**Exercise goal**
Lay out every row below as a numbered list, leaving out any blank lines.

(Stored items from a collection)
- - - - -

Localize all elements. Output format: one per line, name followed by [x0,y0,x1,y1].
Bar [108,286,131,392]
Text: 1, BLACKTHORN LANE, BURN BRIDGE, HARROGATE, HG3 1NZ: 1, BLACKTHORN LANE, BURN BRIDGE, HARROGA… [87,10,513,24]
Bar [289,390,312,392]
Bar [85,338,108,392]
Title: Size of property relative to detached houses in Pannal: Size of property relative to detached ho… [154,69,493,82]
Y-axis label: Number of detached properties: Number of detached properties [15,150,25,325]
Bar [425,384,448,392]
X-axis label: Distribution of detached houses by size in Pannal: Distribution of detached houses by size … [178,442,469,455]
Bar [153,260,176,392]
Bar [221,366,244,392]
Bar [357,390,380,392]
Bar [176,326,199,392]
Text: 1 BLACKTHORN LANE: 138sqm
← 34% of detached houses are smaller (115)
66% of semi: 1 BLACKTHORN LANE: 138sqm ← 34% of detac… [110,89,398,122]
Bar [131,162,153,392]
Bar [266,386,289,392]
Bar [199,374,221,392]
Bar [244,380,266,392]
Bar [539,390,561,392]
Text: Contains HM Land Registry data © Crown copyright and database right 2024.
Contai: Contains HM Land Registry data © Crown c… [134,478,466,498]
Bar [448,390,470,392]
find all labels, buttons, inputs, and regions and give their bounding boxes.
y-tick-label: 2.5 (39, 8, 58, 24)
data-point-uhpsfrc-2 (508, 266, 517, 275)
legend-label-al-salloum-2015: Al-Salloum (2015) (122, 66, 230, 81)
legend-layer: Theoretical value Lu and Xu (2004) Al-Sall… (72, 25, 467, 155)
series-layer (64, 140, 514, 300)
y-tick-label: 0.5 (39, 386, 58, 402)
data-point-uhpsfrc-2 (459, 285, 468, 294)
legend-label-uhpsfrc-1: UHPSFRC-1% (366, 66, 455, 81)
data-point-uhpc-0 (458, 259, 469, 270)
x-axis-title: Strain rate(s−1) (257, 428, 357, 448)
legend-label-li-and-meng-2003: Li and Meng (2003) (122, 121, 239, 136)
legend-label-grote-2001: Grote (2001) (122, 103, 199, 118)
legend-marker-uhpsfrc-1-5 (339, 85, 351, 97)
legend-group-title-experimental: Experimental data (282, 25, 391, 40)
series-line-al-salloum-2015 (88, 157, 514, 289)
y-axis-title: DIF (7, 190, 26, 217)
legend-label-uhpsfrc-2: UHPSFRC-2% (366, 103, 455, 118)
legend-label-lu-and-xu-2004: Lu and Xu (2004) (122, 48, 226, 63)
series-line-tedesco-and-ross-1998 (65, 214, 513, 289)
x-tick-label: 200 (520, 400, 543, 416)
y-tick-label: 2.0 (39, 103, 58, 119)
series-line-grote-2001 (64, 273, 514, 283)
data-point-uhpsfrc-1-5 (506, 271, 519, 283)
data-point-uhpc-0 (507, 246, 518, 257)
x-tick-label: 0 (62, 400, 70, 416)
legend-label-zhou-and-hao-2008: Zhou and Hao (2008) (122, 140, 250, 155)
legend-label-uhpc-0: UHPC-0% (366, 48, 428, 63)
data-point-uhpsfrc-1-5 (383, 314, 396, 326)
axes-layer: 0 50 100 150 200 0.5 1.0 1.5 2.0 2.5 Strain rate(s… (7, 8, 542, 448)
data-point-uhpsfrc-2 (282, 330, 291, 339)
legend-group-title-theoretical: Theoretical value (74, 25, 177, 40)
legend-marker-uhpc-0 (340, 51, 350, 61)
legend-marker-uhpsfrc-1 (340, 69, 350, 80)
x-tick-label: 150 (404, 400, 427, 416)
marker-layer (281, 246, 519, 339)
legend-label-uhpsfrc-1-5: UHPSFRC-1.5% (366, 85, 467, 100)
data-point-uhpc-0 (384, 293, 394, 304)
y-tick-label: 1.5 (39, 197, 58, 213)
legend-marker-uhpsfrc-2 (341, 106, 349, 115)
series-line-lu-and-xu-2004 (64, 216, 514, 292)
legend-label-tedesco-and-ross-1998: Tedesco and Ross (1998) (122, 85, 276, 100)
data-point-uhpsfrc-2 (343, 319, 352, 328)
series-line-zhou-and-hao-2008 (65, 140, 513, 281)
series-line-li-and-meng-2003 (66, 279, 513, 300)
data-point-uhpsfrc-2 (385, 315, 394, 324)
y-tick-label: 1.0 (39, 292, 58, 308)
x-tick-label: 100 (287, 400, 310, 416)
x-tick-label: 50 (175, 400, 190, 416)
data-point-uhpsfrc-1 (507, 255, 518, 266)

- - - - -

**Output of the task**
1. Localize all elements. Output format: one per line, name followed by [x0,y0,x1,y1].
2. Bar [108,286,131,392]
3. Text: 1, BLACKTHORN LANE, BURN BRIDGE, HARROGATE, HG3 1NZ: 1, BLACKTHORN LANE, BURN BRIDGE, HARROGA… [87,10,513,24]
4. Bar [289,390,312,392]
5. Bar [85,338,108,392]
6. Title: Size of property relative to detached houses in Pannal: Size of property relative to detached ho… [154,69,493,82]
7. Y-axis label: Number of detached properties: Number of detached properties [15,150,25,325]
8. Bar [425,384,448,392]
9. X-axis label: Distribution of detached houses by size in Pannal: Distribution of detached houses by size … [178,442,469,455]
10. Bar [153,260,176,392]
11. Bar [221,366,244,392]
12. Bar [357,390,380,392]
13. Bar [176,326,199,392]
14. Text: 1 BLACKTHORN LANE: 138sqm
15. ← 34% of detached houses are smaller (115)
16. 66% of semi: 1 BLACKTHORN LANE: 138sqm ← 34% of detac… [110,89,398,122]
17. Bar [131,162,153,392]
18. Bar [266,386,289,392]
19. Bar [199,374,221,392]
20. Bar [244,380,266,392]
21. Bar [539,390,561,392]
22. Text: Contains HM Land Registry data © Crown copyright and database right 2024.
23. Contai: Contains HM Land Registry data © Crown c… [134,478,466,498]
24. Bar [448,390,470,392]
25. find all labels, buttons, inputs, and regions and give their bounding boxes.
26. y-tick-label: 2.5 (39, 8, 58, 24)
27. data-point-uhpsfrc-2 (508, 266, 517, 275)
28. legend-label-al-salloum-2015: Al-Salloum (2015) (122, 66, 230, 81)
29. legend-layer: Theoretical value Lu and Xu (2004) Al-Sall… (72, 25, 467, 155)
30. series-layer (64, 140, 514, 300)
31. y-tick-label: 0.5 (39, 386, 58, 402)
32. data-point-uhpsfrc-2 (459, 285, 468, 294)
33. legend-label-uhpsfrc-1: UHPSFRC-1% (366, 66, 455, 81)
34. data-point-uhpc-0 (458, 259, 469, 270)
35. x-axis-title: Strain rate(s−1) (257, 428, 357, 448)
36. legend-label-li-and-meng-2003: Li and Meng (2003) (122, 121, 239, 136)
37. legend-label-grote-2001: Grote (2001) (122, 103, 199, 118)
38. legend-marker-uhpsfrc-1-5 (339, 85, 351, 97)
39. legend-group-title-experimental: Experimental data (282, 25, 391, 40)
40. series-line-al-salloum-2015 (88, 157, 514, 289)
41. y-axis-title: DIF (7, 190, 26, 217)
42. legend-label-uhpsfrc-2: UHPSFRC-2% (366, 103, 455, 118)
43. legend-label-lu-and-xu-2004: Lu and Xu (2004) (122, 48, 226, 63)
44. series-line-tedesco-and-ross-1998 (65, 214, 513, 289)
45. x-tick-label: 200 (520, 400, 543, 416)
46. y-tick-label: 2.0 (39, 103, 58, 119)
47. series-line-grote-2001 (64, 273, 514, 283)
48. data-point-uhpsfrc-1-5 (506, 271, 519, 283)
49. data-point-uhpc-0 (507, 246, 518, 257)
50. x-tick-label: 0 (62, 400, 70, 416)
51. legend-label-zhou-and-hao-2008: Zhou and Hao (2008) (122, 140, 250, 155)
52. legend-label-uhpc-0: UHPC-0% (366, 48, 428, 63)
53. data-point-uhpsfrc-1-5 (383, 314, 396, 326)
54. axes-layer: 0 50 100 150 200 0.5 1.0 1.5 2.0 2.5 Strain rate(s… (7, 8, 542, 448)
55. data-point-uhpsfrc-2 (282, 330, 291, 339)
56. legend-group-title-theoretical: Theoretical value (74, 25, 177, 40)
57. legend-marker-uhpc-0 (340, 51, 350, 61)
58. legend-marker-uhpsfrc-1 (340, 69, 350, 80)
59. x-tick-label: 150 (404, 400, 427, 416)
60. marker-layer (281, 246, 519, 339)
61. legend-label-uhpsfrc-1-5: UHPSFRC-1.5% (366, 85, 467, 100)
62. data-point-uhpc-0 (384, 293, 394, 304)
63. y-tick-label: 1.5 (39, 197, 58, 213)
64. legend-marker-uhpsfrc-2 (341, 106, 349, 115)
65. series-line-lu-and-xu-2004 (64, 216, 514, 292)
66. legend-label-tedesco-and-ross-1998: Tedesco and Ross (1998) (122, 85, 276, 100)
67. data-point-uhpsfrc-2 (343, 319, 352, 328)
68. series-line-zhou-and-hao-2008 (65, 140, 513, 281)
69. series-line-li-and-meng-2003 (66, 279, 513, 300)
70. data-point-uhpsfrc-2 (385, 315, 394, 324)
71. y-tick-label: 1.0 (39, 292, 58, 308)
72. x-tick-label: 100 (287, 400, 310, 416)
73. x-tick-label: 50 (175, 400, 190, 416)
74. data-point-uhpsfrc-1 (507, 255, 518, 266)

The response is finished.